> _Records provided_:
++++++++++++++++++++

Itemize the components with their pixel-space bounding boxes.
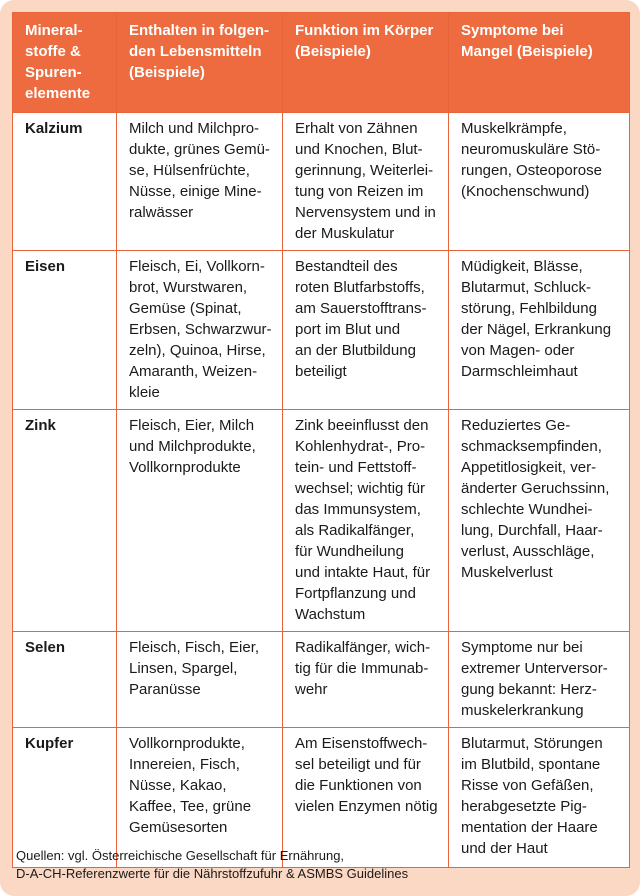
- table-header-row: Mineral- stoffe & Spuren- elemente Entha…: [12, 12, 630, 113]
- function-cell: Radikalfänger, wich- tig für die Immunab…: [282, 631, 449, 728]
- foods-cell: Milch und Milchpro- dukte, grünes Gemü- …: [116, 112, 283, 251]
- header-symptoms: Symptome bei Mangel (Beispiele): [448, 12, 630, 113]
- header-minerals: Mineral- stoffe & Spuren- elemente: [12, 12, 117, 113]
- foods-cell: Fleisch, Eier, Milch und Milchprodukte, …: [116, 409, 283, 632]
- function-cell: Bestandteil des roten Blutfarbstoffs, am…: [282, 250, 449, 410]
- function-cell: Zink beeinflusst den Kohlenhydrat-, Pro-…: [282, 409, 449, 632]
- mineral-table: Mineral- stoffe & Spuren- elemente Entha…: [12, 12, 630, 868]
- table-row: Selen Fleisch, Fisch, Eier, Linsen, Spar…: [12, 631, 630, 728]
- function-cell: Am Eisenstoffwech- sel beteiligt und für…: [282, 727, 449, 868]
- symptoms-cell: Muskelkrämpfe, neuromuskuläre Stö- runge…: [448, 112, 630, 251]
- symptoms-cell: Blutarmut, Störungen im Blutbild, sponta…: [448, 727, 630, 868]
- sources-note: Quellen: vgl. Österreichische Gesellscha…: [16, 848, 409, 881]
- foods-cell: Fleisch, Fisch, Eier, Linsen, Spargel, P…: [116, 631, 283, 728]
- mineral-name: Kupfer: [12, 727, 117, 868]
- header-foods: Enthalten in folgen- den Lebensmitteln (…: [116, 12, 283, 113]
- table-row: Kupfer Vollkornprodukte, Innereien, Fisc…: [12, 727, 630, 868]
- mineral-name: Kalzium: [12, 112, 117, 251]
- header-function: Funktion im Körper (Beispiele): [282, 12, 449, 113]
- table-row: Eisen Fleisch, Ei, Vollkorn- brot, Wurst…: [12, 250, 630, 410]
- symptoms-cell: Reduziertes Ge- schmacksempfinden, Appet…: [448, 409, 630, 632]
- symptoms-cell: Symptome nur bei extremer Unterversor- g…: [448, 631, 630, 728]
- foods-cell: Fleisch, Ei, Vollkorn- brot, Wurstwaren,…: [116, 250, 283, 410]
- function-cell: Erhalt von Zähnen und Knochen, Blut- ger…: [282, 112, 449, 251]
- table-row: Kalzium Milch und Milchpro- dukte, grüne…: [12, 112, 630, 251]
- mineral-name: Zink: [12, 409, 117, 632]
- symptoms-cell: Müdigkeit, Blässe, Blutarmut, Schluck- s…: [448, 250, 630, 410]
- mineral-name: Eisen: [12, 250, 117, 410]
- mineral-name: Selen: [12, 631, 117, 728]
- table-row: Zink Fleisch, Eier, Milch und Milchprodu…: [12, 409, 630, 632]
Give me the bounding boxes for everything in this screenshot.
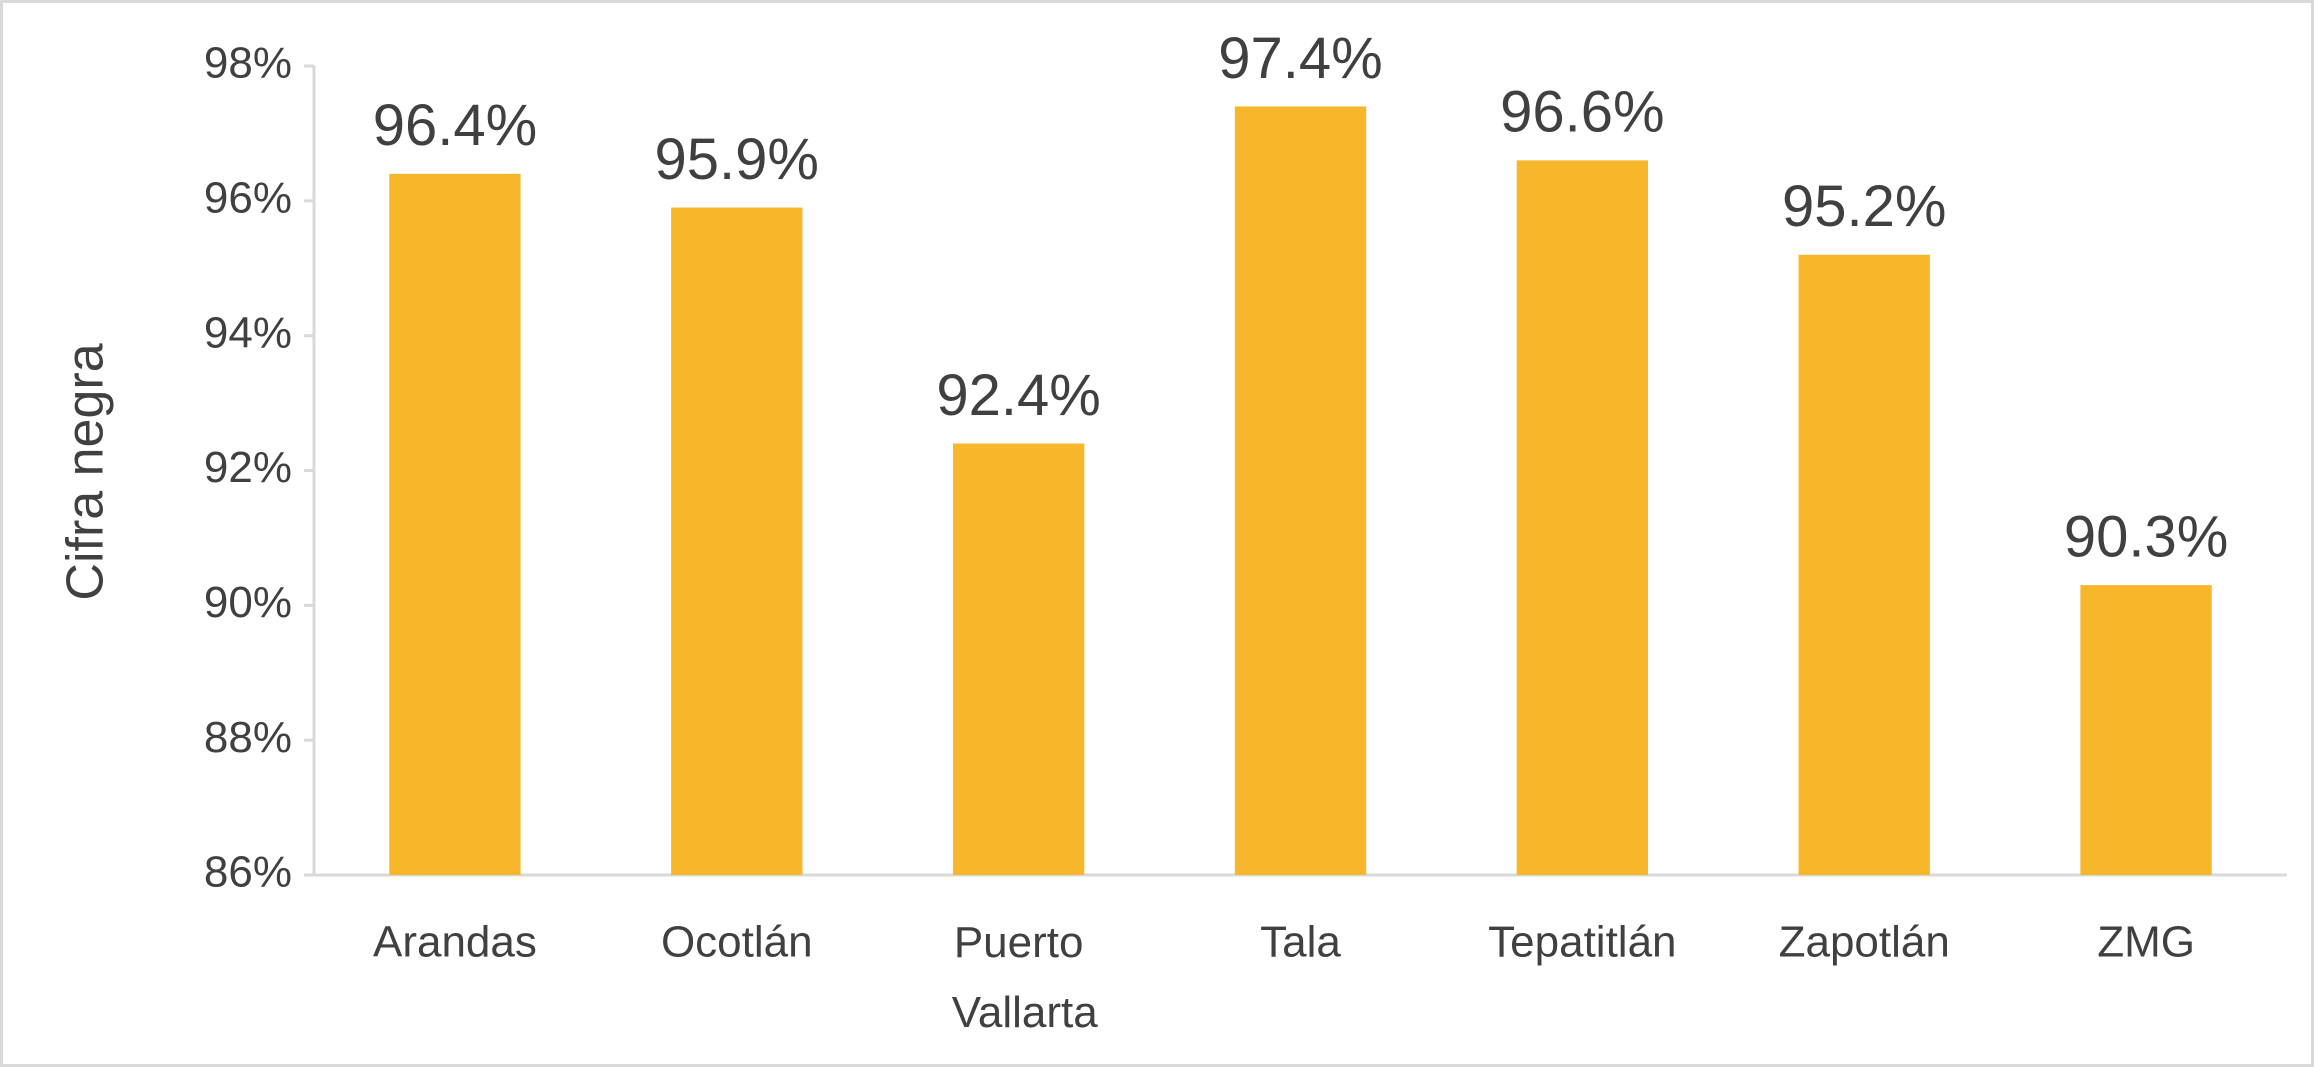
y-tick-label: 92% (204, 443, 292, 492)
x-tick-label: Arandas (373, 918, 537, 967)
data-label: 96.4% (373, 93, 537, 158)
data-label: 95.2% (1782, 174, 1946, 239)
bar (952, 443, 1085, 875)
x-tick-label: Ocotlán (661, 918, 813, 967)
y-tick-label: 86% (204, 848, 292, 897)
bar (671, 207, 803, 875)
data-label: 96.6% (1500, 80, 1664, 145)
y-axis-title: Cifra negra (57, 343, 115, 600)
y-tick-label: 94% (204, 308, 292, 357)
data-label: 97.4% (1218, 26, 1382, 91)
y-tick-label: 98% (204, 39, 292, 88)
bar (2080, 585, 2212, 875)
bar (1798, 254, 1930, 875)
y-tick-label: 96% (204, 173, 292, 222)
data-label: 92.4% (936, 363, 1100, 428)
x-tick-label: Tala (1260, 918, 1341, 967)
x-tick-label: Zapotlán (1779, 918, 1950, 967)
bar (389, 173, 521, 875)
y-tick-label: 88% (204, 713, 292, 762)
y-tick-label: 90% (204, 578, 292, 627)
data-label: 95.9% (655, 127, 819, 192)
data-label: 90.3% (2064, 504, 2228, 569)
bar (1234, 106, 1367, 875)
x-tick-label: Puerto Vallarta (940, 918, 1099, 1037)
x-tick-label: Tepatitlán (1488, 918, 1676, 967)
bar (1516, 160, 1649, 876)
x-tick-label: ZMG (2097, 918, 2195, 967)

++++++++++++++++++++

> _What this task involves_: Return the lines of the data from the one containing "y-tick-label: 92% (204, 443, 292, 492)" through the one containing "y-tick-label: 96% (204, 173, 292, 222)", reproducing them exactly.

> _Written solution_:
y-tick-label: 92% (204, 443, 292, 492)
x-tick-label: Arandas (373, 918, 537, 967)
data-label: 96.4% (373, 93, 537, 158)
data-label: 95.2% (1782, 174, 1946, 239)
bar (952, 443, 1085, 875)
x-tick-label: Ocotlán (661, 918, 813, 967)
y-tick-label: 86% (204, 848, 292, 897)
bar (671, 207, 803, 875)
data-label: 96.6% (1500, 80, 1664, 145)
y-axis-title: Cifra negra (57, 343, 115, 600)
y-tick-label: 94% (204, 308, 292, 357)
data-label: 97.4% (1218, 26, 1382, 91)
y-tick-label: 98% (204, 39, 292, 88)
bar (2080, 585, 2212, 875)
bar (1798, 254, 1930, 875)
y-tick-label: 96% (204, 173, 292, 222)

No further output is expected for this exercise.